>> Begin DATA TO PROCESS

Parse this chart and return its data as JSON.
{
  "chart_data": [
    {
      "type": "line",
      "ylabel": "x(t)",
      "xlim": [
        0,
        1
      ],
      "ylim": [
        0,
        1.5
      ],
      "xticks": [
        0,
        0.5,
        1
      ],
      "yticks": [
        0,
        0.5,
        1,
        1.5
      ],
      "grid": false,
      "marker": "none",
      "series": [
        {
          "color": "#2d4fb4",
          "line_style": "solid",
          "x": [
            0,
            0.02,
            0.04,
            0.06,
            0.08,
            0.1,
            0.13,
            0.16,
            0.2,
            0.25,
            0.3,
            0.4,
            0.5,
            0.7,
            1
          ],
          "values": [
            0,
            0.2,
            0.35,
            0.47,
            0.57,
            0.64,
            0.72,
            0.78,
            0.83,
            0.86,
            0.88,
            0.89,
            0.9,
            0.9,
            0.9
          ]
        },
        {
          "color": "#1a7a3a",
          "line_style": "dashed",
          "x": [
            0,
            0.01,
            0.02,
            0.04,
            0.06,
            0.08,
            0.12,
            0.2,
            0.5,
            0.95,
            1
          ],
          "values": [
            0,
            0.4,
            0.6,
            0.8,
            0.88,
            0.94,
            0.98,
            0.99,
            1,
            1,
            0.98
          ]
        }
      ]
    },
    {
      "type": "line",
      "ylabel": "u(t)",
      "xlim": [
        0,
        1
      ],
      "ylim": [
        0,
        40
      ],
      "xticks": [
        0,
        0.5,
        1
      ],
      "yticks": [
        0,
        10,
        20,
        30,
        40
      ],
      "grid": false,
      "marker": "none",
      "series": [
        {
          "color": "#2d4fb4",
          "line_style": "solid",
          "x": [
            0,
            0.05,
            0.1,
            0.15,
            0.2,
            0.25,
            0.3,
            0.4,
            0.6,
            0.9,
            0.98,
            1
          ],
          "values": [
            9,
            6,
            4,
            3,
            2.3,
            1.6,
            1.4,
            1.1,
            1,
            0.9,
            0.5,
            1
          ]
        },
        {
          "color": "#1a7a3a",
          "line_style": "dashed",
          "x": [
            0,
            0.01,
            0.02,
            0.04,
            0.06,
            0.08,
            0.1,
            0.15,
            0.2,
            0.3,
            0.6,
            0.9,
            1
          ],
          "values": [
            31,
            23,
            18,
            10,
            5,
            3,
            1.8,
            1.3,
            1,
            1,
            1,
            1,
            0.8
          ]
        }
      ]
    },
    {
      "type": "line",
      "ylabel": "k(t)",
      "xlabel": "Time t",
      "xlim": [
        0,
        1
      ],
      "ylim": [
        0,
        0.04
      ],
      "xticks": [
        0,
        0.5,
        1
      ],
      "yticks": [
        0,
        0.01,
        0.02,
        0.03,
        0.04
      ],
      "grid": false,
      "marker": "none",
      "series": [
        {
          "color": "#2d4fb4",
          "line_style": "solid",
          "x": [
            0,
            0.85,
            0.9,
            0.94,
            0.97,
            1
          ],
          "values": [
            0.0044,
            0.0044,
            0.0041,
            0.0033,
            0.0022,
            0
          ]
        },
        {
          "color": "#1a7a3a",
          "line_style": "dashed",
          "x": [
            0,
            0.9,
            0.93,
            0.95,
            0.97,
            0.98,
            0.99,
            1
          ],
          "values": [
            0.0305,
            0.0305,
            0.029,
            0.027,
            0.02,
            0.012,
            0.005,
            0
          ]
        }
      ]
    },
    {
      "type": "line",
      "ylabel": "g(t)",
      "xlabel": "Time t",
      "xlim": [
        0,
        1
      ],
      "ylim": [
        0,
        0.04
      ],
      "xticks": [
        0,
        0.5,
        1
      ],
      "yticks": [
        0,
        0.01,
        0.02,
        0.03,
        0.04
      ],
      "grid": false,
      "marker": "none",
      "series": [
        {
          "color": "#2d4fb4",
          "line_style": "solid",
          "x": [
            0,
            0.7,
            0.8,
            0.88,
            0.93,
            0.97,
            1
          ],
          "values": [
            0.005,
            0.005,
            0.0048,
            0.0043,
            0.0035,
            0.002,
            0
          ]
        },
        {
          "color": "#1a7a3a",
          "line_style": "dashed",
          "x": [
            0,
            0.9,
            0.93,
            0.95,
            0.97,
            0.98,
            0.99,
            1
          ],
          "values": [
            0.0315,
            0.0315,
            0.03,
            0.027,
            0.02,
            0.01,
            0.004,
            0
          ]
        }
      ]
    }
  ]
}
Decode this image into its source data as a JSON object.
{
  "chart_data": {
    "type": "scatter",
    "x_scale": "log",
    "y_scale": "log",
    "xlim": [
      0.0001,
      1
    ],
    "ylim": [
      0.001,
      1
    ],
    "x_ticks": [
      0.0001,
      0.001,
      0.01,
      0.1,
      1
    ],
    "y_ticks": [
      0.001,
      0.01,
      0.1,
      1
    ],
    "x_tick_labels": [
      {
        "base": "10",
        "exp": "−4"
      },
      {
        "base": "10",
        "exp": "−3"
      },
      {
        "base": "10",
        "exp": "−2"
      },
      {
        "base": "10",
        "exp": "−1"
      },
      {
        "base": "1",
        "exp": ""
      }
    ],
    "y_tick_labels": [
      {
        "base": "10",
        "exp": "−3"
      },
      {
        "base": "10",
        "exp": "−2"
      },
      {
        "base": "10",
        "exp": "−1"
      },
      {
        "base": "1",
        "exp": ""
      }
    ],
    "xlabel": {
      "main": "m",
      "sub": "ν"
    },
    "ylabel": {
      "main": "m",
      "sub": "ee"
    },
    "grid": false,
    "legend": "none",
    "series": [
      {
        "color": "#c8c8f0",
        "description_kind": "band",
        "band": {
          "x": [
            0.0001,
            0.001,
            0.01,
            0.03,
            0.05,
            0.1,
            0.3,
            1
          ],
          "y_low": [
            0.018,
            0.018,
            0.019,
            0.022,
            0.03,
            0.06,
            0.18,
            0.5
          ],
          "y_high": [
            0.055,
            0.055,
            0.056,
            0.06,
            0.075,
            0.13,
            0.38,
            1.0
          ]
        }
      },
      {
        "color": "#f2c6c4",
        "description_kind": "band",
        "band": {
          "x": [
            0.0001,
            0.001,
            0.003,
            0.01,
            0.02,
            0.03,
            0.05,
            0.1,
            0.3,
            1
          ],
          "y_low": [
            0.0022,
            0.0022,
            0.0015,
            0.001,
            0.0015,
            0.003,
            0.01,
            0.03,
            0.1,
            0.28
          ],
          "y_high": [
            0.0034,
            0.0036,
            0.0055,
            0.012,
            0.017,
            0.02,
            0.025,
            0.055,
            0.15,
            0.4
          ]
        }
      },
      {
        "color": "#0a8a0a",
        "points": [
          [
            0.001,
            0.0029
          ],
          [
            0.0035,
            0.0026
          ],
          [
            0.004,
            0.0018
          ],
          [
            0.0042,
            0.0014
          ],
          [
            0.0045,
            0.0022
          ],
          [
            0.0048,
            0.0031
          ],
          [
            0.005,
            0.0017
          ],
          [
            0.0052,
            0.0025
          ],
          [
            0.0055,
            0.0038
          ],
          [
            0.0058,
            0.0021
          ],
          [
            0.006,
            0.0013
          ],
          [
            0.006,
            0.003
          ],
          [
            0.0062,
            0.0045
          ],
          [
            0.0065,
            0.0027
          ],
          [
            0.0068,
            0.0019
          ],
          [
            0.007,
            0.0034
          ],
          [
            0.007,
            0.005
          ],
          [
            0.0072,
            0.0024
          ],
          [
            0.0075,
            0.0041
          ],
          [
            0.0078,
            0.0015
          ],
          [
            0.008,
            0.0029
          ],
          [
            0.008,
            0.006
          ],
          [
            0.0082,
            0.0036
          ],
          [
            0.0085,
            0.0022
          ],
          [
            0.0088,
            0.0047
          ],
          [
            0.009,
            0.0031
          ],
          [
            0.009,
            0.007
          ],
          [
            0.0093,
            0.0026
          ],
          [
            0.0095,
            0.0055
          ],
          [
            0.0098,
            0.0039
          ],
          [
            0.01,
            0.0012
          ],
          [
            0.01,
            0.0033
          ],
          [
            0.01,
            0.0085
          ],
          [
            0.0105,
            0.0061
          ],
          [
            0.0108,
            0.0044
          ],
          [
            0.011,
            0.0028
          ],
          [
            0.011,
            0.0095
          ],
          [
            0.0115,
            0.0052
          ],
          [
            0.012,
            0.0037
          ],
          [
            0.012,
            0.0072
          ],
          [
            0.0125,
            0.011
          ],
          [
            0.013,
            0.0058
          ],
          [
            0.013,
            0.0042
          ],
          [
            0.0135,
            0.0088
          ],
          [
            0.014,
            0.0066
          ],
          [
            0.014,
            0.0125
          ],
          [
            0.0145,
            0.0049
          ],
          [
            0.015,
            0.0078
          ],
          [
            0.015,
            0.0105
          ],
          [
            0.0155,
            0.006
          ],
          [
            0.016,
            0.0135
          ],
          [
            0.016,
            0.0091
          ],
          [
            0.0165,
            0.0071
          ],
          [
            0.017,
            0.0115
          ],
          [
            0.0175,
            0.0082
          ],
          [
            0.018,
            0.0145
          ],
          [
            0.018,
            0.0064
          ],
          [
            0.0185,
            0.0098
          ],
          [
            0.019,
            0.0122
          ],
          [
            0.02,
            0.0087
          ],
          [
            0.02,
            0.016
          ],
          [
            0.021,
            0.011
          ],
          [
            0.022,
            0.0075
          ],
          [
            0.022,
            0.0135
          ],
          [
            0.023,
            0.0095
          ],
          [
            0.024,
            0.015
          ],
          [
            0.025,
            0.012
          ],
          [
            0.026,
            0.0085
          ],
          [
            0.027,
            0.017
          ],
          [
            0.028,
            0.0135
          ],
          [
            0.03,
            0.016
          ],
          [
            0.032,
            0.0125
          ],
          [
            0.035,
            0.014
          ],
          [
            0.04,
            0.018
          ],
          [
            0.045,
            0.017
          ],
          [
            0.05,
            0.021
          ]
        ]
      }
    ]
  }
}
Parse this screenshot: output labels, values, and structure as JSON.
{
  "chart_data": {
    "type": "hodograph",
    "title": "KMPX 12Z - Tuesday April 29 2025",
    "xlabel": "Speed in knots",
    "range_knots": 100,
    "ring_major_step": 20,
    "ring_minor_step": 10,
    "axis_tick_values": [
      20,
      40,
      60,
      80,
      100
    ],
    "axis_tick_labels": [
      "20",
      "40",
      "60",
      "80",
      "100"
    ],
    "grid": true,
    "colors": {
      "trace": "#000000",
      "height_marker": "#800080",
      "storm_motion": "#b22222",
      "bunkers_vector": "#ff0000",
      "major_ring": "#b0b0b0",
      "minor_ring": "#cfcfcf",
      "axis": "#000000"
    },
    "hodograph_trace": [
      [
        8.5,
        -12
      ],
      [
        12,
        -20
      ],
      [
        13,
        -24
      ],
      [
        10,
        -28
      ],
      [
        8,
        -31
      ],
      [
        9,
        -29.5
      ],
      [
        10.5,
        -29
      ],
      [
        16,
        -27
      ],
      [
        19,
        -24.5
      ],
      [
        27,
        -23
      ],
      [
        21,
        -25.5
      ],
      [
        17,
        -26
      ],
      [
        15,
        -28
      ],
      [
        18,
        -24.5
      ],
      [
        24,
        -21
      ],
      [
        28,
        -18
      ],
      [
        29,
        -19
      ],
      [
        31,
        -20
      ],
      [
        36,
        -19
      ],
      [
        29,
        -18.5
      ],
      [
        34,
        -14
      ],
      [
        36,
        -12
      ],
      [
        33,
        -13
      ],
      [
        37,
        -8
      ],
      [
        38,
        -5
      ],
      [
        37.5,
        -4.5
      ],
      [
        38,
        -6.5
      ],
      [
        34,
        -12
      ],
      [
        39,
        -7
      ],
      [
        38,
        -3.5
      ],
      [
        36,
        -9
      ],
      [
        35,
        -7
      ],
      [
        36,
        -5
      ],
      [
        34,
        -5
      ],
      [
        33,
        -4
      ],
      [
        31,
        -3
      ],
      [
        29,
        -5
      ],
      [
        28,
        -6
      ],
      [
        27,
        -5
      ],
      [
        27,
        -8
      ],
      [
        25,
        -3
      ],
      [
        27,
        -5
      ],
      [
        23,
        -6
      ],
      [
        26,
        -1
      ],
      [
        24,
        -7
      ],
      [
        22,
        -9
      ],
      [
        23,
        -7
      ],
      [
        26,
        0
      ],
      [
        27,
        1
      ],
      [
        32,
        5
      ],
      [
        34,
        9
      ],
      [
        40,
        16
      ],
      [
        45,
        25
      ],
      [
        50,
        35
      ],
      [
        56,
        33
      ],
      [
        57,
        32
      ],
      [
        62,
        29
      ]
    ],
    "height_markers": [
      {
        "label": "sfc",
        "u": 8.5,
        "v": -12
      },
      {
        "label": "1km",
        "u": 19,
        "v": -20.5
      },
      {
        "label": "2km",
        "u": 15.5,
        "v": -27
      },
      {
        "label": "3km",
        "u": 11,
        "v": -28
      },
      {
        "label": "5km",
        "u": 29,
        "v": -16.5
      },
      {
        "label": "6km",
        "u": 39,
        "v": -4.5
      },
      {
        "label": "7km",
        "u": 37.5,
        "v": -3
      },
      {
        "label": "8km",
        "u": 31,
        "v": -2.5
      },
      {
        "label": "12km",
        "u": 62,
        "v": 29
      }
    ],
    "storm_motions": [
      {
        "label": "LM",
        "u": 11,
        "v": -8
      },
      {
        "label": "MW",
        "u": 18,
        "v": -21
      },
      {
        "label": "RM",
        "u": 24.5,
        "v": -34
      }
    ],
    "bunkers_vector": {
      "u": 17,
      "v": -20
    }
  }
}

>> End DATA TO PROCESS

EXERCISE =
Answer with one number: how many lines of the entries above include the word "this".

THE ANSWER =
3